_Exercise aim_.
Without the pictures, write out all the lines below exactly as they appear.

Dataset listings of figures
=-=-=-=-=

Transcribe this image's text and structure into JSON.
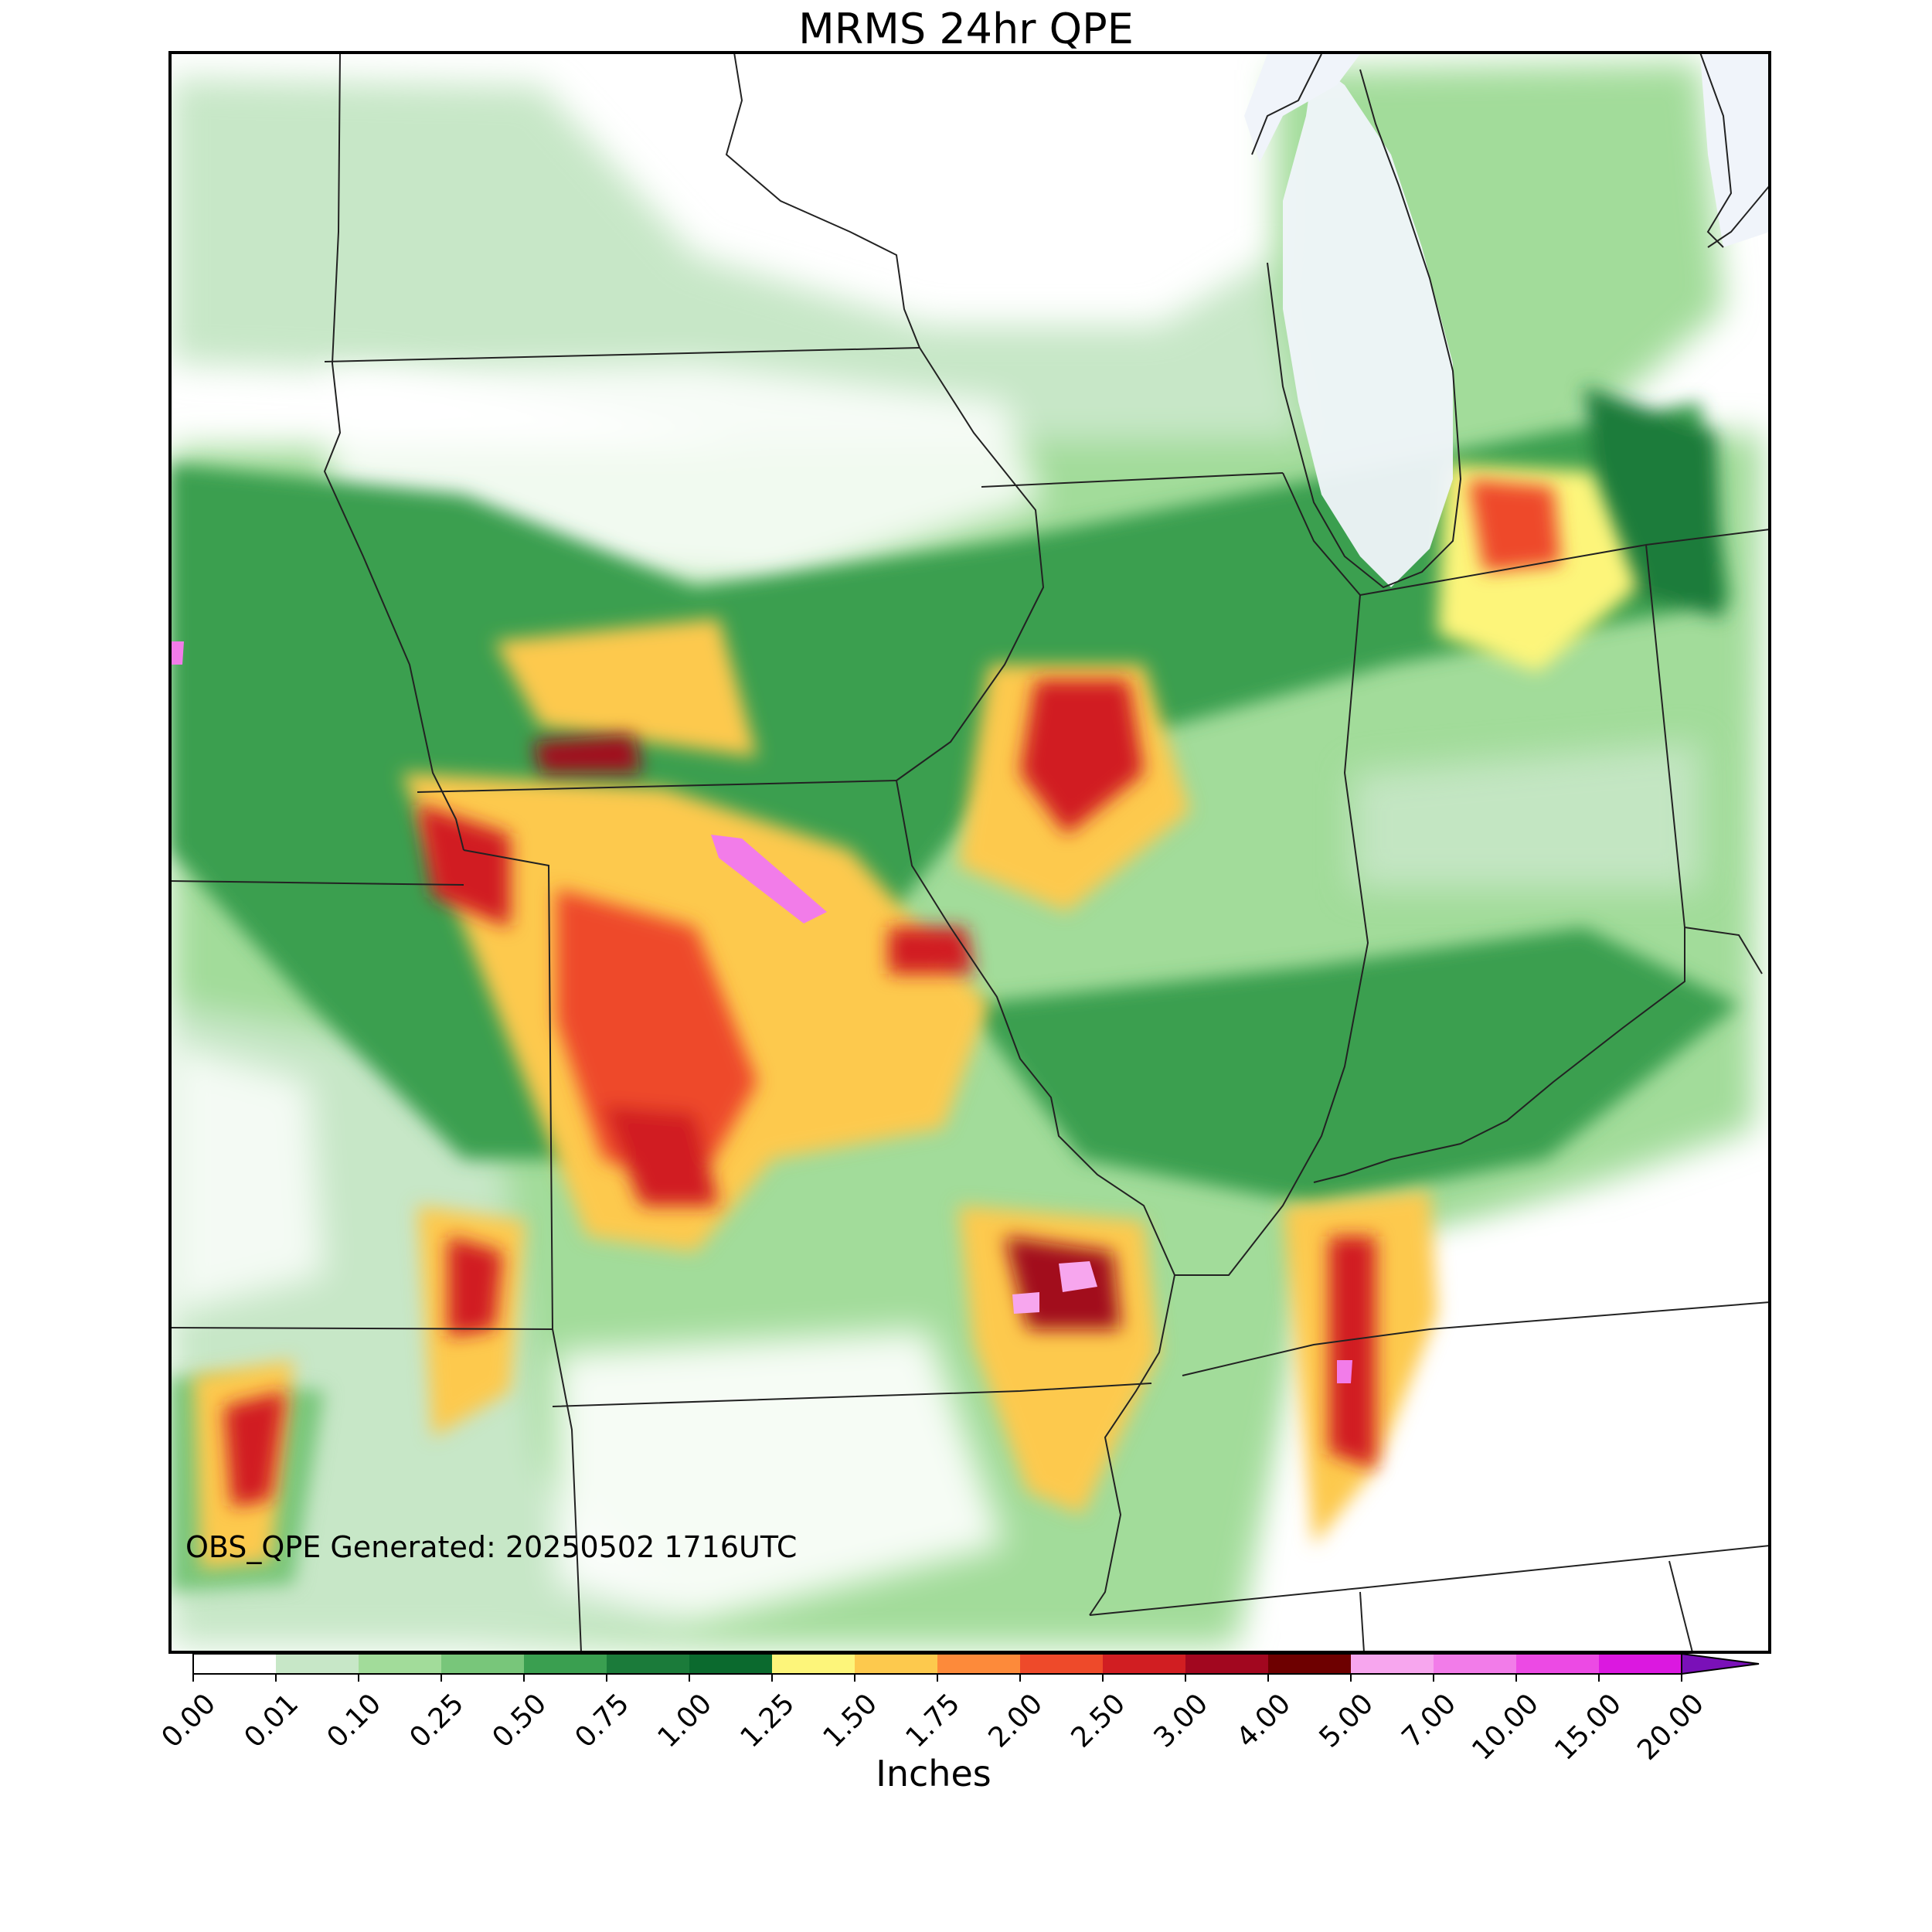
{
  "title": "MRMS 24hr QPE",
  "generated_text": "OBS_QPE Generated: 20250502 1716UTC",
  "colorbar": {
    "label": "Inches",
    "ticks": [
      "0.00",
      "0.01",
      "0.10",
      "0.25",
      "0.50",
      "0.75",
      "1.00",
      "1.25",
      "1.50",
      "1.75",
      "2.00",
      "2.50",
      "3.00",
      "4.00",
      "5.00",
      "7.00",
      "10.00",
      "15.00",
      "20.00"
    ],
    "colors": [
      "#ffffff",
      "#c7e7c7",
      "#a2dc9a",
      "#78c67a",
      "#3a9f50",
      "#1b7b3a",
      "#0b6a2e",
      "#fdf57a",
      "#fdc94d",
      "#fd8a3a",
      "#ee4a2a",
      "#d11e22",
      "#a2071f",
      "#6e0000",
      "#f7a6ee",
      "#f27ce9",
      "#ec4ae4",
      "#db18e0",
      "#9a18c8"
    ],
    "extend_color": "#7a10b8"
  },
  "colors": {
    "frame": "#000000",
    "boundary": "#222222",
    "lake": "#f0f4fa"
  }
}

=-=-=-=-=

_Response to the task_.
Transcribe this image's text and structure into JSON.
{
  "title": "MRMS 24hr QPE",
  "generated_text": "OBS_QPE Generated: 20250502 1716UTC",
  "colorbar": {
    "label": "Inches",
    "ticks": [
      "0.00",
      "0.01",
      "0.10",
      "0.25",
      "0.50",
      "0.75",
      "1.00",
      "1.25",
      "1.50",
      "1.75",
      "2.00",
      "2.50",
      "3.00",
      "4.00",
      "5.00",
      "7.00",
      "10.00",
      "15.00",
      "20.00"
    ],
    "colors": [
      "#ffffff",
      "#c7e7c7",
      "#a2dc9a",
      "#78c67a",
      "#3a9f50",
      "#1b7b3a",
      "#0b6a2e",
      "#fdf57a",
      "#fdc94d",
      "#fd8a3a",
      "#ee4a2a",
      "#d11e22",
      "#a2071f",
      "#6e0000",
      "#f7a6ee",
      "#f27ce9",
      "#ec4ae4",
      "#db18e0",
      "#9a18c8"
    ],
    "extend_color": "#7a10b8"
  },
  "colors": {
    "frame": "#000000",
    "boundary": "#222222",
    "lake": "#f0f4fa"
  }
}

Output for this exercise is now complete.